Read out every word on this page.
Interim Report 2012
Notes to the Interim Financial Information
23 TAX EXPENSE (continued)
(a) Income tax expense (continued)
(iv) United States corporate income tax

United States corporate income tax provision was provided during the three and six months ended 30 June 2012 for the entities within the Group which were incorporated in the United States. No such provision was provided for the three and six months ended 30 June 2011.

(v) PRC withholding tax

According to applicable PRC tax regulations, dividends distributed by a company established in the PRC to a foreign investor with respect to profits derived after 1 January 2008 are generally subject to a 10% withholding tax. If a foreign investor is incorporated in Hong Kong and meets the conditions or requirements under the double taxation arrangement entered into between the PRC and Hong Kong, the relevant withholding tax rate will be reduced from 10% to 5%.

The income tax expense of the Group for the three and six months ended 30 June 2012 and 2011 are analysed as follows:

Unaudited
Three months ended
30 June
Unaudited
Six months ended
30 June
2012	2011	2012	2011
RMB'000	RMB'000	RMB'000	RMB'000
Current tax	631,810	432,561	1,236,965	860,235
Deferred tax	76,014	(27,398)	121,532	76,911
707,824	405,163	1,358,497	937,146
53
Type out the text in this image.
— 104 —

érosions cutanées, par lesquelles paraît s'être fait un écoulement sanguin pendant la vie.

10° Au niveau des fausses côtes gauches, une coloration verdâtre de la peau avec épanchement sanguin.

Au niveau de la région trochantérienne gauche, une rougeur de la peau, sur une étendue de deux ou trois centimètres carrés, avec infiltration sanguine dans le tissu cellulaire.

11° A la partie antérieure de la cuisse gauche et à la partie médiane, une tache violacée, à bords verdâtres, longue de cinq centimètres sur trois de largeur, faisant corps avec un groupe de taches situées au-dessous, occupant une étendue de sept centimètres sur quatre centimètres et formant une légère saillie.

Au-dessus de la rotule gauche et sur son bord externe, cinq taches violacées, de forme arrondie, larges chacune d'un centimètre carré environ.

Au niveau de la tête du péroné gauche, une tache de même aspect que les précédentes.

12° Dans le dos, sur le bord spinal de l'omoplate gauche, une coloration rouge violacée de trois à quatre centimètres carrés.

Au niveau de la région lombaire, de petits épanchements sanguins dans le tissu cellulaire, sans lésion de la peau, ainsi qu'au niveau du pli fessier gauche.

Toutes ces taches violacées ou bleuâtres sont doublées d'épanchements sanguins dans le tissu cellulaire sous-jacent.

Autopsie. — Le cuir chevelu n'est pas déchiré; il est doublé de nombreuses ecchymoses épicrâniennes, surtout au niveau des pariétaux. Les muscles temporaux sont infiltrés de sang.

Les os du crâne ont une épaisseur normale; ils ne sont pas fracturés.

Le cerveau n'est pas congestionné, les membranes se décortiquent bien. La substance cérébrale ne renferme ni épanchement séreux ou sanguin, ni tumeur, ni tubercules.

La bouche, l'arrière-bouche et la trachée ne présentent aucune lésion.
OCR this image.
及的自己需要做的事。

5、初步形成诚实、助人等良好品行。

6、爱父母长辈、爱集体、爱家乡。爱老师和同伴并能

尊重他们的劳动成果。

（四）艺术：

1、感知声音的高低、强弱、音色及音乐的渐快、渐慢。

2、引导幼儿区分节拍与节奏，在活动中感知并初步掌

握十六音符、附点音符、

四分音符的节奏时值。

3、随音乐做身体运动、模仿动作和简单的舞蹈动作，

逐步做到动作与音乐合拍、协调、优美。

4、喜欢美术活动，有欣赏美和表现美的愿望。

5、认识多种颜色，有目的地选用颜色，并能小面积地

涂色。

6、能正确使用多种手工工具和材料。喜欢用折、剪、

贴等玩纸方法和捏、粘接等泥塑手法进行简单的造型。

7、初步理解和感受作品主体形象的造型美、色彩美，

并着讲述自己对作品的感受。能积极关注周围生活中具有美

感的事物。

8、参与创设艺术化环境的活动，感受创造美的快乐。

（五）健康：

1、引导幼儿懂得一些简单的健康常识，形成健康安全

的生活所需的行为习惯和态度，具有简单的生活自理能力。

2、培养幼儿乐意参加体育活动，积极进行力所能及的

###

**To be done**
Each line above that holds the string "taches" should be copied and shown.

**Task answer**
11° A la partie antérieure de la cuisse gauche et à la partie médiane, une tache violacée, à bords verdâtres, longue de cinq centimètres sur trois de largeur, faisant corps avec un groupe de taches situées au-dessous, occupant une étendue de sept centimètres sur quatre centimètres et formant une légère saillie.
Au-dessus de la rotule gauche et sur son bord externe, cinq taches violacées, de forme arrondie, larges chacune d'un centimètre carré environ.
Toutes ces taches violacées ou bleuâtres sont doublées d'épanchements sanguins dans le tissu cellulaire sous-jacent.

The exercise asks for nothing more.